**Stated task**
Copy out every line of the listing below word for word, with no changes.
──────── Given data
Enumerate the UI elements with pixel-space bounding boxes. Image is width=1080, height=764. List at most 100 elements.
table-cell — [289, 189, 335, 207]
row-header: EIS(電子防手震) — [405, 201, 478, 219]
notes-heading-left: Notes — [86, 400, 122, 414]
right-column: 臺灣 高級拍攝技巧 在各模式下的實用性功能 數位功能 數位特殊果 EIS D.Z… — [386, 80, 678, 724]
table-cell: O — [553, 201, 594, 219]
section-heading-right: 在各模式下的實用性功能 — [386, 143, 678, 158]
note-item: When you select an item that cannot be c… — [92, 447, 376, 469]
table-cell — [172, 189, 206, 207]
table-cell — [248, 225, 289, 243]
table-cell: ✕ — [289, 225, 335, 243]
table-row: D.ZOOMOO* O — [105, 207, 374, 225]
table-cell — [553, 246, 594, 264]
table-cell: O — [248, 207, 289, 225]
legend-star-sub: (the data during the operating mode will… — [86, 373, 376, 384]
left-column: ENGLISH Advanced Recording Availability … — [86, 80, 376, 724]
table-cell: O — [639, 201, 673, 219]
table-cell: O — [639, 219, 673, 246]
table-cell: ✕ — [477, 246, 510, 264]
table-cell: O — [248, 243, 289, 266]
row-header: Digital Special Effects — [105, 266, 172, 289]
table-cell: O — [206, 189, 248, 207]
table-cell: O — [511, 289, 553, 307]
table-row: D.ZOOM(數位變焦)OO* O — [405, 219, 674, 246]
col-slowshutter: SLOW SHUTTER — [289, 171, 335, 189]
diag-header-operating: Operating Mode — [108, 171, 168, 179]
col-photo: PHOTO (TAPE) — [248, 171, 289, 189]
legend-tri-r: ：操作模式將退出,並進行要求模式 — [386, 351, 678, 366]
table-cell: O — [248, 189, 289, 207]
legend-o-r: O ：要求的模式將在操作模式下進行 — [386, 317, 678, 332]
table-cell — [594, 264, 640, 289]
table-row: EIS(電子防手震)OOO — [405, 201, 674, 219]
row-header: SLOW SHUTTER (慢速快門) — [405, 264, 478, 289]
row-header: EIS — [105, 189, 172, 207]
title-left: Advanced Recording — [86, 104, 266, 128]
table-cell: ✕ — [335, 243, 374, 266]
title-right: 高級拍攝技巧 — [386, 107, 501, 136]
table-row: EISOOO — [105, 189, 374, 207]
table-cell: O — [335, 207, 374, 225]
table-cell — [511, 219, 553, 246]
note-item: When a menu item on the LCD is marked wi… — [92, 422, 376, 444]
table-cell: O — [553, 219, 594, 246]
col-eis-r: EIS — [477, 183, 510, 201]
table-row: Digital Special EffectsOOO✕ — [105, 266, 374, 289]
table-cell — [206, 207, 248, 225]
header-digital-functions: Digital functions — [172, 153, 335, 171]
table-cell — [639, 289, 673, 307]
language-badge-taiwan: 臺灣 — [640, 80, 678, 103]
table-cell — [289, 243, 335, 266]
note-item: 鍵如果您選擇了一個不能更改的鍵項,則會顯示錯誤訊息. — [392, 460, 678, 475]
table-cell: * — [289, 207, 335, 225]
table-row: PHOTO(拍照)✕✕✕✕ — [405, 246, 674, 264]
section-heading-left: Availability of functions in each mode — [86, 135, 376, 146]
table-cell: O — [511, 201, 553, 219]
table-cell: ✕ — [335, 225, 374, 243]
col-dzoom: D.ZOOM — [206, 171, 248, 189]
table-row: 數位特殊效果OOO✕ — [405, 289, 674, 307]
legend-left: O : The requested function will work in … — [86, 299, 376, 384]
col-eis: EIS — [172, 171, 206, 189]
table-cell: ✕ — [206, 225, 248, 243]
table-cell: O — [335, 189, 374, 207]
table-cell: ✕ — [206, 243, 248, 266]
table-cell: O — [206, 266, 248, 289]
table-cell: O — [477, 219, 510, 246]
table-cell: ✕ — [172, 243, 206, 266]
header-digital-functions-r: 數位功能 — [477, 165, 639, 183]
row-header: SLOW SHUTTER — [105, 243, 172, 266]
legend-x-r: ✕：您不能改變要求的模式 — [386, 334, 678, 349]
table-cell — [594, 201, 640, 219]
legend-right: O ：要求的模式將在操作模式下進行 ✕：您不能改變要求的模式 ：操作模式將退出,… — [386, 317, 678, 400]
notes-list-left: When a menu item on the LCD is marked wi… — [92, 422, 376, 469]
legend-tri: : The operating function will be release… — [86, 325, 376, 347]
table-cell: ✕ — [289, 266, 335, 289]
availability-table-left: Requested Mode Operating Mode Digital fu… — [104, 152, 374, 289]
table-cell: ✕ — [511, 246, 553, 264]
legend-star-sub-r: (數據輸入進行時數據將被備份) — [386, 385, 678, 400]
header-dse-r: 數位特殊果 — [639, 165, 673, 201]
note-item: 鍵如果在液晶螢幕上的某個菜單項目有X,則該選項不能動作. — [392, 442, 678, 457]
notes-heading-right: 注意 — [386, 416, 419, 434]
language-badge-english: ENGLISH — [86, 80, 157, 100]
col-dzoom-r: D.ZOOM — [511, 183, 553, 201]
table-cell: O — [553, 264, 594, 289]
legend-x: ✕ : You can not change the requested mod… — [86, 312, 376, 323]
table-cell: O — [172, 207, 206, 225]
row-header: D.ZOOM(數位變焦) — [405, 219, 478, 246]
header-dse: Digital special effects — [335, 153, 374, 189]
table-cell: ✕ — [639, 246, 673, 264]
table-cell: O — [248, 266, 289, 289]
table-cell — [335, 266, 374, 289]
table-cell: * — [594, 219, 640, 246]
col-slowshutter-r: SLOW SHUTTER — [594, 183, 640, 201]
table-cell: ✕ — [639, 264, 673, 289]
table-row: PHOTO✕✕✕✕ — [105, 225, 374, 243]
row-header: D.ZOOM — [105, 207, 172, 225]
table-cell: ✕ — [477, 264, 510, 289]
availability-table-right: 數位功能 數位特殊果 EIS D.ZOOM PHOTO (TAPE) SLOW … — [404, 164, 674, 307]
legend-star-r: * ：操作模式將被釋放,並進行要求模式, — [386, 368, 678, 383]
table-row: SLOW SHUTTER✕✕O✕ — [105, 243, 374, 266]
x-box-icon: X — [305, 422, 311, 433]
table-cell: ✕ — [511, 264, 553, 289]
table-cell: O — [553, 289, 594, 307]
────────────────
**Task response**
Enumerate the UI elements with pixel-space bounding boxes. Image is width=1080, height=764. List at most 100 elements.
table-cell — [289, 189, 335, 207]
row-header: EIS(電子防手震) — [405, 201, 478, 219]
notes-heading-left: Notes — [86, 400, 122, 414]
right-column: 臺灣 高級拍攝技巧 在各模式下的實用性功能 數位功能 數位特殊果 EIS D.Z… — [386, 80, 678, 724]
table-cell: O — [553, 201, 594, 219]
section-heading-right: 在各模式下的實用性功能 — [386, 143, 678, 158]
note-item: When you select an item that cannot be c… — [92, 447, 376, 469]
table-cell — [172, 189, 206, 207]
table-cell — [248, 225, 289, 243]
table-cell: ✕ — [289, 225, 335, 243]
table-row: D.ZOOMOO* O — [105, 207, 374, 225]
table-cell — [553, 246, 594, 264]
table-cell: O — [248, 207, 289, 225]
legend-star-sub: (the data during the operating mode will… — [86, 373, 376, 384]
left-column: ENGLISH Advanced Recording Availability … — [86, 80, 376, 724]
table-cell: O — [639, 201, 673, 219]
table-cell: O — [639, 219, 673, 246]
table-cell: ✕ — [477, 246, 510, 264]
table-cell: O — [248, 243, 289, 266]
row-header: Digital Special Effects — [105, 266, 172, 289]
table-cell: O — [206, 189, 248, 207]
table-cell: O — [511, 289, 553, 307]
table-row: D.ZOOM(數位變焦)OO* O — [405, 219, 674, 246]
col-slowshutter: SLOW SHUTTER — [289, 171, 335, 189]
diag-header-operating: Operating Mode — [108, 171, 168, 179]
col-photo: PHOTO (TAPE) — [248, 171, 289, 189]
legend-tri-r: ：操作模式將退出,並進行要求模式 — [386, 351, 678, 366]
table-cell: O — [248, 189, 289, 207]
legend-o-r: O ：要求的模式將在操作模式下進行 — [386, 317, 678, 332]
table-cell — [594, 264, 640, 289]
table-row: EIS(電子防手震)OOO — [405, 201, 674, 219]
row-header: SLOW SHUTTER (慢速快門) — [405, 264, 478, 289]
row-header: EIS — [105, 189, 172, 207]
title-left: Advanced Recording — [86, 104, 266, 128]
table-cell: ✕ — [335, 243, 374, 266]
title-right: 高級拍攝技巧 — [386, 107, 501, 136]
table-row: EISOOO — [105, 189, 374, 207]
table-cell: O — [335, 207, 374, 225]
table-cell — [511, 219, 553, 246]
note-item: When a menu item on the LCD is marked wi… — [92, 422, 376, 444]
table-cell: O — [553, 219, 594, 246]
col-eis-r: EIS — [477, 183, 510, 201]
table-row: Digital Special EffectsOOO✕ — [105, 266, 374, 289]
table-cell — [206, 207, 248, 225]
header-digital-functions: Digital functions — [172, 153, 335, 171]
table-cell — [639, 289, 673, 307]
language-badge-taiwan: 臺灣 — [640, 80, 678, 103]
table-cell — [289, 243, 335, 266]
note-item: 鍵如果您選擇了一個不能更改的鍵項,則會顯示錯誤訊息. — [392, 460, 678, 475]
table-cell: * — [289, 207, 335, 225]
table-row: PHOTO(拍照)✕✕✕✕ — [405, 246, 674, 264]
section-heading-left: Availability of functions in each mode — [86, 135, 376, 146]
table-cell: O — [511, 201, 553, 219]
table-cell: ✕ — [335, 225, 374, 243]
col-dzoom: D.ZOOM — [206, 171, 248, 189]
table-row: 數位特殊效果OOO✕ — [405, 289, 674, 307]
legend-left: O : The requested function will work in … — [86, 299, 376, 384]
col-eis: EIS — [172, 171, 206, 189]
table-cell: ✕ — [206, 225, 248, 243]
table-cell: O — [335, 189, 374, 207]
table-cell: ✕ — [206, 243, 248, 266]
table-cell: O — [206, 266, 248, 289]
table-cell: O — [477, 219, 510, 246]
table-cell: ✕ — [172, 243, 206, 266]
header-digital-functions-r: 數位功能 — [477, 165, 639, 183]
row-header: SLOW SHUTTER — [105, 243, 172, 266]
legend-x-r: ✕：您不能改變要求的模式 — [386, 334, 678, 349]
table-cell — [594, 201, 640, 219]
legend-right: O ：要求的模式將在操作模式下進行 ✕：您不能改變要求的模式 ：操作模式將退出,… — [386, 317, 678, 400]
notes-list-left: When a menu item on the LCD is marked wi… — [92, 422, 376, 469]
legend-tri: : The operating function will be release… — [86, 325, 376, 347]
table-cell: ✕ — [289, 266, 335, 289]
availability-table-left: Requested Mode Operating Mode Digital fu… — [104, 152, 374, 289]
table-cell: ✕ — [511, 246, 553, 264]
legend-star-sub-r: (數據輸入進行時數據將被備份) — [386, 385, 678, 400]
header-dse-r: 數位特殊果 — [639, 165, 673, 201]
note-item: 鍵如果在液晶螢幕上的某個菜單項目有X,則該選項不能動作. — [392, 442, 678, 457]
notes-heading-right: 注意 — [386, 416, 419, 434]
language-badge-english: ENGLISH — [86, 80, 157, 100]
col-dzoom-r: D.ZOOM — [511, 183, 553, 201]
table-cell: O — [553, 264, 594, 289]
legend-x: ✕ : You can not change the requested mod… — [86, 312, 376, 323]
table-cell: O — [172, 207, 206, 225]
row-header: D.ZOOM(數位變焦) — [405, 219, 478, 246]
header-dse: Digital special effects — [335, 153, 374, 189]
table-cell: ✕ — [639, 246, 673, 264]
table-cell: O — [248, 266, 289, 289]
table-cell — [335, 266, 374, 289]
table-cell: * — [594, 219, 640, 246]
col-slowshutter-r: SLOW SHUTTER — [594, 183, 640, 201]
table-cell: ✕ — [639, 264, 673, 289]
table-row: PHOTO✕✕✕✕ — [105, 225, 374, 243]
row-header: D.ZOOM — [105, 207, 172, 225]
table-cell: ✕ — [477, 264, 510, 289]
availability-table-right: 數位功能 數位特殊果 EIS D.ZOOM PHOTO (TAPE) SLOW … — [404, 164, 674, 307]
legend-star-r: * ：操作模式將被釋放,並進行要求模式, — [386, 368, 678, 383]
table-row: SLOW SHUTTER✕✕O✕ — [105, 243, 374, 266]
x-box-icon: X — [305, 422, 311, 433]
table-cell: ✕ — [511, 264, 553, 289]
table-cell: O — [553, 289, 594, 307]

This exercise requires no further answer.